[Data tied to figure images]
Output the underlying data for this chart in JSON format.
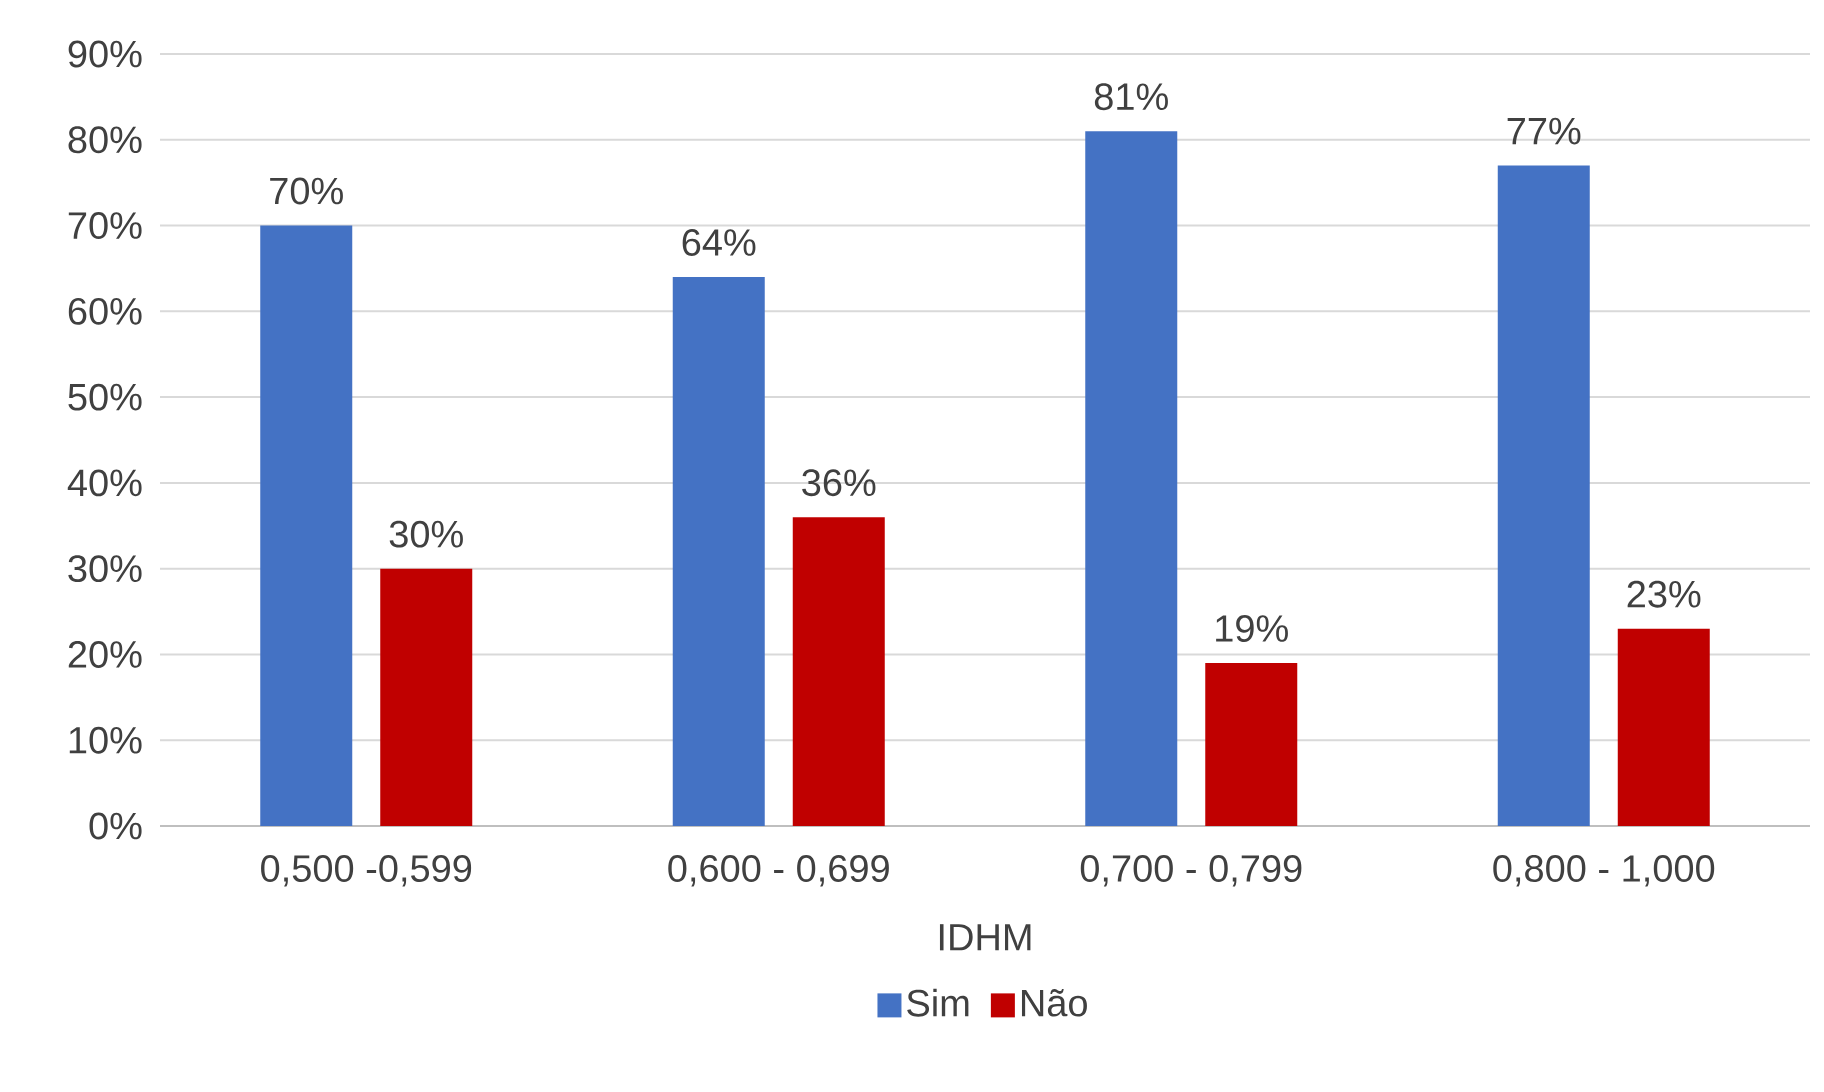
{
  "chart_data": {
    "type": "bar",
    "xlabel": "IDHM",
    "categories": [
      "0,500 -0,599",
      "0,600 - 0,699",
      "0,700 - 0,799",
      "0,800 - 1,000"
    ],
    "series": [
      {
        "name": "Sim",
        "color": "#4472c4",
        "values": [
          70,
          64,
          81,
          77
        ],
        "value_labels": [
          "70%",
          "64%",
          "81%",
          "77%"
        ]
      },
      {
        "name": "Não",
        "color": "#c00000",
        "values": [
          30,
          36,
          19,
          23
        ],
        "value_labels": [
          "30%",
          "36%",
          "19%",
          "23%"
        ]
      }
    ],
    "ylim": [
      0,
      90
    ],
    "yticks": [
      {
        "value": 0,
        "label": "0%"
      },
      {
        "value": 10,
        "label": "10%"
      },
      {
        "value": 20,
        "label": "20%"
      },
      {
        "value": 30,
        "label": "30%"
      },
      {
        "value": 40,
        "label": "40%"
      },
      {
        "value": 50,
        "label": "50%"
      },
      {
        "value": 60,
        "label": "60%"
      },
      {
        "value": 70,
        "label": "70%"
      },
      {
        "value": 80,
        "label": "80%"
      },
      {
        "value": 90,
        "label": "90%"
      }
    ],
    "grid": "y",
    "legend": "bottom"
  }
}
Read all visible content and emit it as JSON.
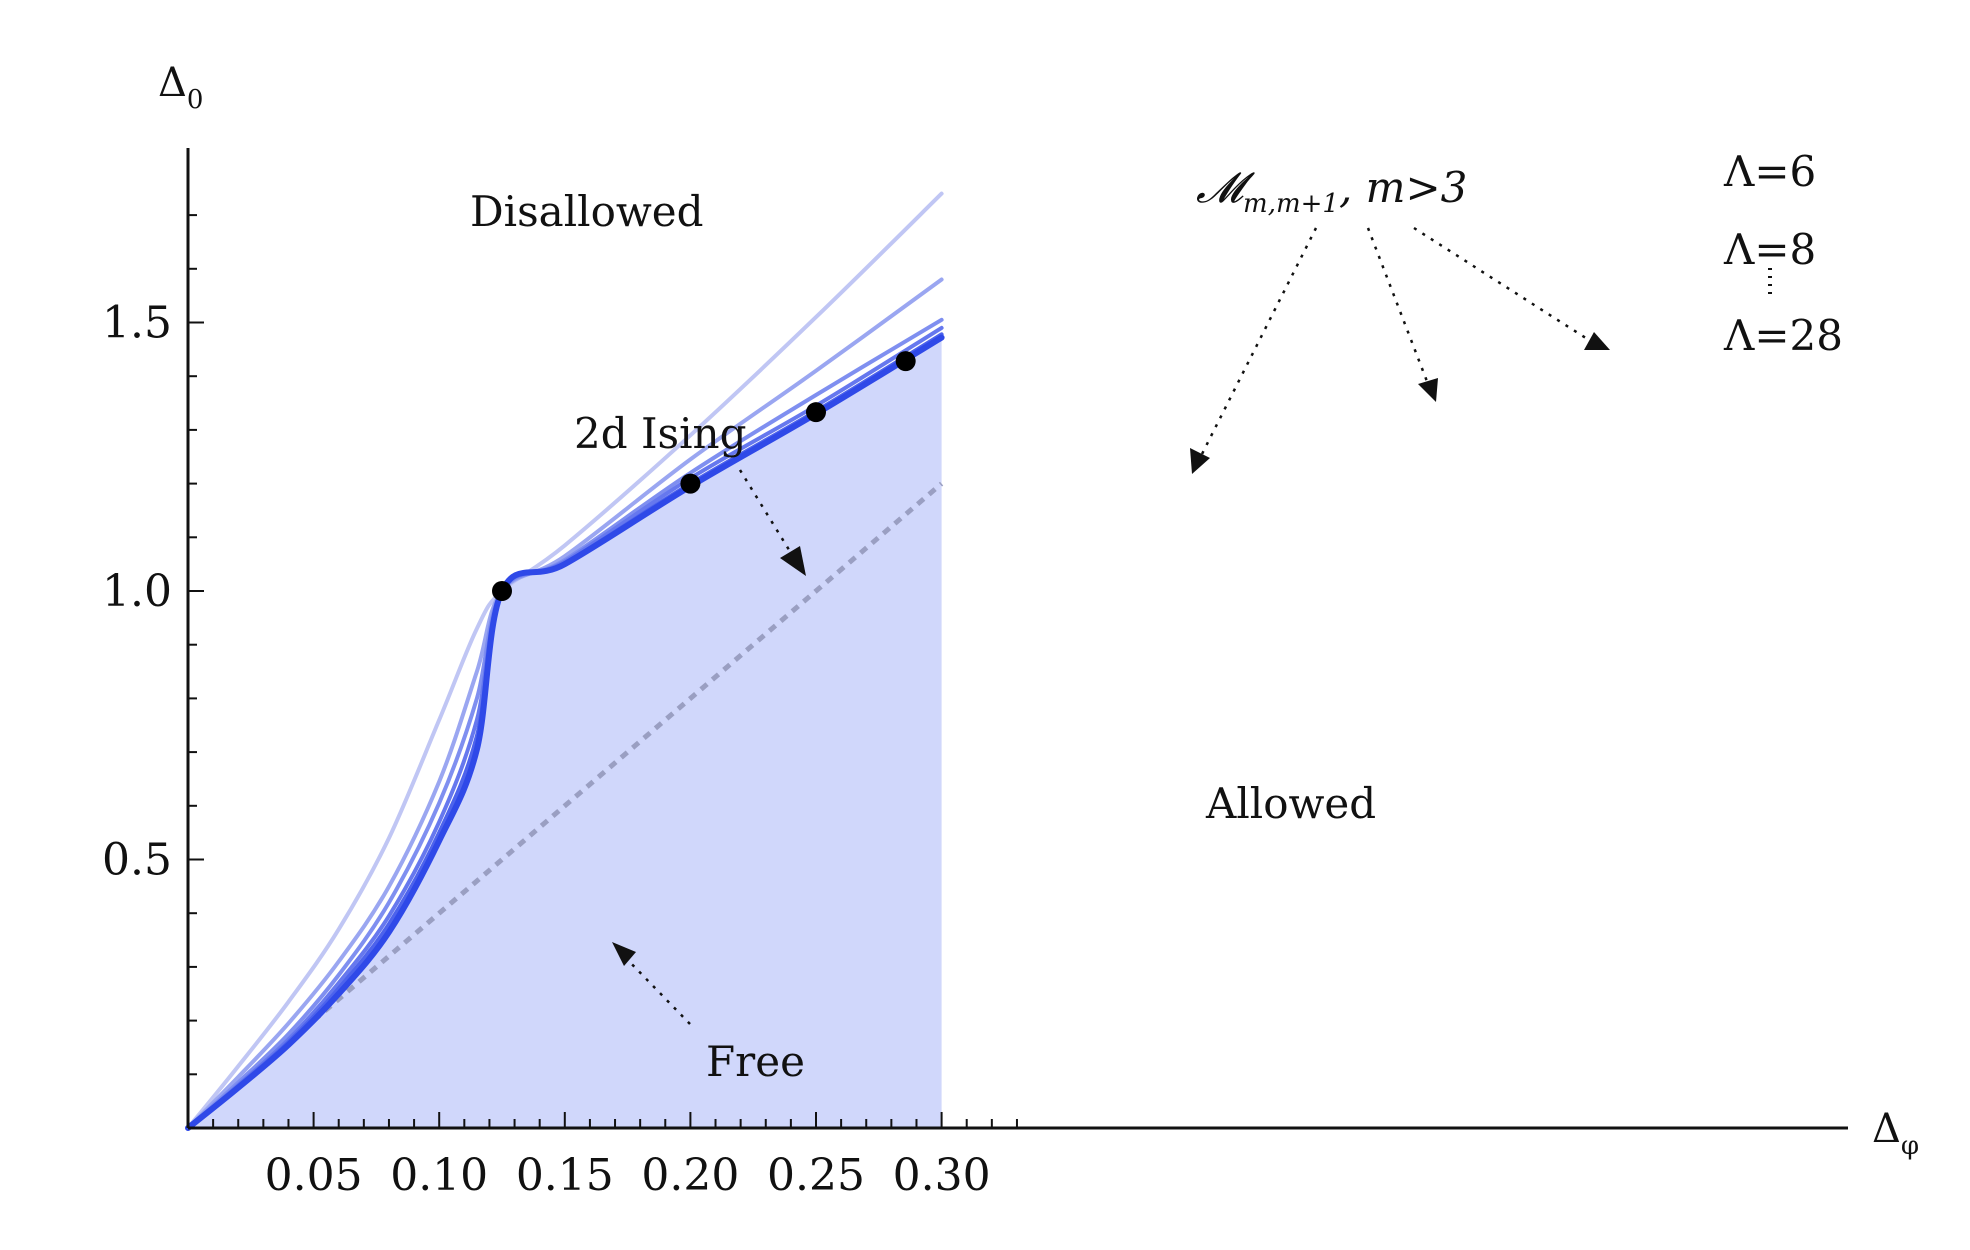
{
  "chart_data": {
    "type": "line",
    "xlabel": "Δ",
    "xlabel_sub": "φ",
    "ylabel": "Δ",
    "ylabel_sub": "0",
    "xlim": [
      0,
      0.33
    ],
    "ylim": [
      0,
      1.8
    ],
    "x_ticks": [
      0.05,
      0.1,
      0.15,
      0.2,
      0.25,
      0.3
    ],
    "x_tick_labels": [
      "0.05",
      "0.10",
      "0.15",
      "0.20",
      "0.25",
      "0.30"
    ],
    "y_ticks": [
      0.5,
      1.0,
      1.5
    ],
    "y_tick_labels": [
      "0.5",
      "1.0",
      "1.5"
    ],
    "grid": false,
    "allowed_fill_color": "#d0d7fb",
    "series": [
      {
        "name": "Λ=6",
        "color": "#c0c6f4",
        "x": [
          0,
          0.02,
          0.04,
          0.06,
          0.08,
          0.1,
          0.115,
          0.125,
          0.15,
          0.2,
          0.25,
          0.3
        ],
        "y": [
          0,
          0.115,
          0.235,
          0.37,
          0.54,
          0.76,
          0.93,
          1.0,
          1.085,
          1.29,
          1.51,
          1.74
        ]
      },
      {
        "name": "Λ=8",
        "color": "#9aa6f1",
        "x": [
          0,
          0.02,
          0.04,
          0.06,
          0.08,
          0.1,
          0.115,
          0.125,
          0.15,
          0.2,
          0.25,
          0.3
        ],
        "y": [
          0,
          0.095,
          0.195,
          0.31,
          0.45,
          0.645,
          0.85,
          1.0,
          1.065,
          1.245,
          1.41,
          1.58
        ]
      },
      {
        "name": "",
        "color": "#7f8ff0",
        "x": [
          0,
          0.02,
          0.04,
          0.06,
          0.08,
          0.1,
          0.115,
          0.125,
          0.15,
          0.2,
          0.25,
          0.3
        ],
        "y": [
          0,
          0.085,
          0.175,
          0.285,
          0.42,
          0.605,
          0.8,
          1.0,
          1.058,
          1.22,
          1.365,
          1.505
        ]
      },
      {
        "name": "",
        "color": "#6678ee",
        "x": [
          0,
          0.02,
          0.04,
          0.06,
          0.08,
          0.1,
          0.115,
          0.125,
          0.15,
          0.2,
          0.25,
          0.3
        ],
        "y": [
          0,
          0.08,
          0.165,
          0.27,
          0.395,
          0.57,
          0.76,
          1.0,
          1.055,
          1.21,
          1.345,
          1.49
        ]
      },
      {
        "name": "",
        "color": "#4d63ec",
        "x": [
          0,
          0.02,
          0.04,
          0.06,
          0.08,
          0.1,
          0.115,
          0.125,
          0.15,
          0.2,
          0.25,
          0.3
        ],
        "y": [
          0,
          0.078,
          0.16,
          0.26,
          0.38,
          0.55,
          0.73,
          1.0,
          1.052,
          1.2,
          1.335,
          1.478
        ]
      },
      {
        "name": "Λ=28",
        "color": "#2f49e8",
        "x": [
          0,
          0.02,
          0.04,
          0.06,
          0.08,
          0.1,
          0.115,
          0.125,
          0.15,
          0.2,
          0.25,
          0.3
        ],
        "y": [
          0,
          0.075,
          0.155,
          0.25,
          0.365,
          0.535,
          0.705,
          1.0,
          1.05,
          1.195,
          1.33,
          1.472
        ]
      }
    ],
    "free_line": {
      "x": [
        0,
        0.3
      ],
      "y": [
        0,
        1.2
      ],
      "color": "#9a9fc2"
    },
    "points": [
      {
        "x": 0.125,
        "y": 1.0
      },
      {
        "x": 0.2,
        "y": 1.2
      },
      {
        "x": 0.25,
        "y": 1.333
      },
      {
        "x": 0.2857,
        "y": 1.428
      }
    ],
    "annotations": {
      "disallowed": "Disallowed",
      "allowed": "Allowed",
      "ising": "2d Ising",
      "free": "Free",
      "minimal_models_main": "𝓜",
      "minimal_models_sub": "m,m+1",
      "minimal_models_cond": ", m>3",
      "lambda_6": "Λ=6",
      "lambda_8": "Λ=8",
      "lambda_28": "Λ=28"
    }
  }
}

Goal of the exercise
Leave out the pictures and output every record above precisely as given.

Complete answer
Output the underlying data for this chart in JSON format.
{
  "chart_data": {
    "type": "bar",
    "xlabel": "IDHM",
    "categories": [
      "0,500 -0,599",
      "0,600 - 0,699",
      "0,700 - 0,799",
      "0,800 - 1,000"
    ],
    "series": [
      {
        "name": "Sim",
        "color": "#4472c4",
        "values": [
          70,
          64,
          81,
          77
        ],
        "value_labels": [
          "70%",
          "64%",
          "81%",
          "77%"
        ]
      },
      {
        "name": "Não",
        "color": "#c00000",
        "values": [
          30,
          36,
          19,
          23
        ],
        "value_labels": [
          "30%",
          "36%",
          "19%",
          "23%"
        ]
      }
    ],
    "ylim": [
      0,
      90
    ],
    "yticks": [
      {
        "value": 0,
        "label": "0%"
      },
      {
        "value": 10,
        "label": "10%"
      },
      {
        "value": 20,
        "label": "20%"
      },
      {
        "value": 30,
        "label": "30%"
      },
      {
        "value": 40,
        "label": "40%"
      },
      {
        "value": 50,
        "label": "50%"
      },
      {
        "value": 60,
        "label": "60%"
      },
      {
        "value": 70,
        "label": "70%"
      },
      {
        "value": 80,
        "label": "80%"
      },
      {
        "value": 90,
        "label": "90%"
      }
    ],
    "grid": "y",
    "legend": "bottom"
  }
}
Read all visible content and emit it as JSON.
{
  "chart_data": {
    "type": "line",
    "xlabel": "Δ",
    "xlabel_sub": "φ",
    "ylabel": "Δ",
    "ylabel_sub": "0",
    "xlim": [
      0,
      0.33
    ],
    "ylim": [
      0,
      1.8
    ],
    "x_ticks": [
      0.05,
      0.1,
      0.15,
      0.2,
      0.25,
      0.3
    ],
    "x_tick_labels": [
      "0.05",
      "0.10",
      "0.15",
      "0.20",
      "0.25",
      "0.30"
    ],
    "y_ticks": [
      0.5,
      1.0,
      1.5
    ],
    "y_tick_labels": [
      "0.5",
      "1.0",
      "1.5"
    ],
    "grid": false,
    "allowed_fill_color": "#d0d7fb",
    "series": [
      {
        "name": "Λ=6",
        "color": "#c0c6f4",
        "x": [
          0,
          0.02,
          0.04,
          0.06,
          0.08,
          0.1,
          0.115,
          0.125,
          0.15,
          0.2,
          0.25,
          0.3
        ],
        "y": [
          0,
          0.115,
          0.235,
          0.37,
          0.54,
          0.76,
          0.93,
          1.0,
          1.085,
          1.29,
          1.51,
          1.74
        ]
      },
      {
        "name": "Λ=8",
        "color": "#9aa6f1",
        "x": [
          0,
          0.02,
          0.04,
          0.06,
          0.08,
          0.1,
          0.115,
          0.125,
          0.15,
          0.2,
          0.25,
          0.3
        ],
        "y": [
          0,
          0.095,
          0.195,
          0.31,
          0.45,
          0.645,
          0.85,
          1.0,
          1.065,
          1.245,
          1.41,
          1.58
        ]
      },
      {
        "name": "",
        "color": "#7f8ff0",
        "x": [
          0,
          0.02,
          0.04,
          0.06,
          0.08,
          0.1,
          0.115,
          0.125,
          0.15,
          0.2,
          0.25,
          0.3
        ],
        "y": [
          0,
          0.085,
          0.175,
          0.285,
          0.42,
          0.605,
          0.8,
          1.0,
          1.058,
          1.22,
          1.365,
          1.505
        ]
      },
      {
        "name": "",
        "color": "#6678ee",
        "x": [
          0,
          0.02,
          0.04,
          0.06,
          0.08,
          0.1,
          0.115,
          0.125,
          0.15,
          0.2,
          0.25,
          0.3
        ],
        "y": [
          0,
          0.08,
          0.165,
          0.27,
          0.395,
          0.57,
          0.76,
          1.0,
          1.055,
          1.21,
          1.345,
          1.49
        ]
      },
      {
        "name": "",
        "color": "#4d63ec",
        "x": [
          0,
          0.02,
          0.04,
          0.06,
          0.08,
          0.1,
          0.115,
          0.125,
          0.15,
          0.2,
          0.25,
          0.3
        ],
        "y": [
          0,
          0.078,
          0.16,
          0.26,
          0.38,
          0.55,
          0.73,
          1.0,
          1.052,
          1.2,
          1.335,
          1.478
        ]
      },
      {
        "name": "Λ=28",
        "color": "#2f49e8",
        "x": [
          0,
          0.02,
          0.04,
          0.06,
          0.08,
          0.1,
          0.115,
          0.125,
          0.15,
          0.2,
          0.25,
          0.3
        ],
        "y": [
          0,
          0.075,
          0.155,
          0.25,
          0.365,
          0.535,
          0.705,
          1.0,
          1.05,
          1.195,
          1.33,
          1.472
        ]
      }
    ],
    "free_line": {
      "x": [
        0,
        0.3
      ],
      "y": [
        0,
        1.2
      ],
      "color": "#9a9fc2"
    },
    "points": [
      {
        "x": 0.125,
        "y": 1.0
      },
      {
        "x": 0.2,
        "y": 1.2
      },
      {
        "x": 0.25,
        "y": 1.333
      },
      {
        "x": 0.2857,
        "y": 1.428
      }
    ],
    "annotations": {
      "disallowed": "Disallowed",
      "allowed": "Allowed",
      "ising": "2d Ising",
      "free": "Free",
      "minimal_models_main": "𝓜",
      "minimal_models_sub": "m,m+1",
      "minimal_models_cond": ", m>3",
      "lambda_6": "Λ=6",
      "lambda_8": "Λ=8",
      "lambda_28": "Λ=28"
    }
  }
}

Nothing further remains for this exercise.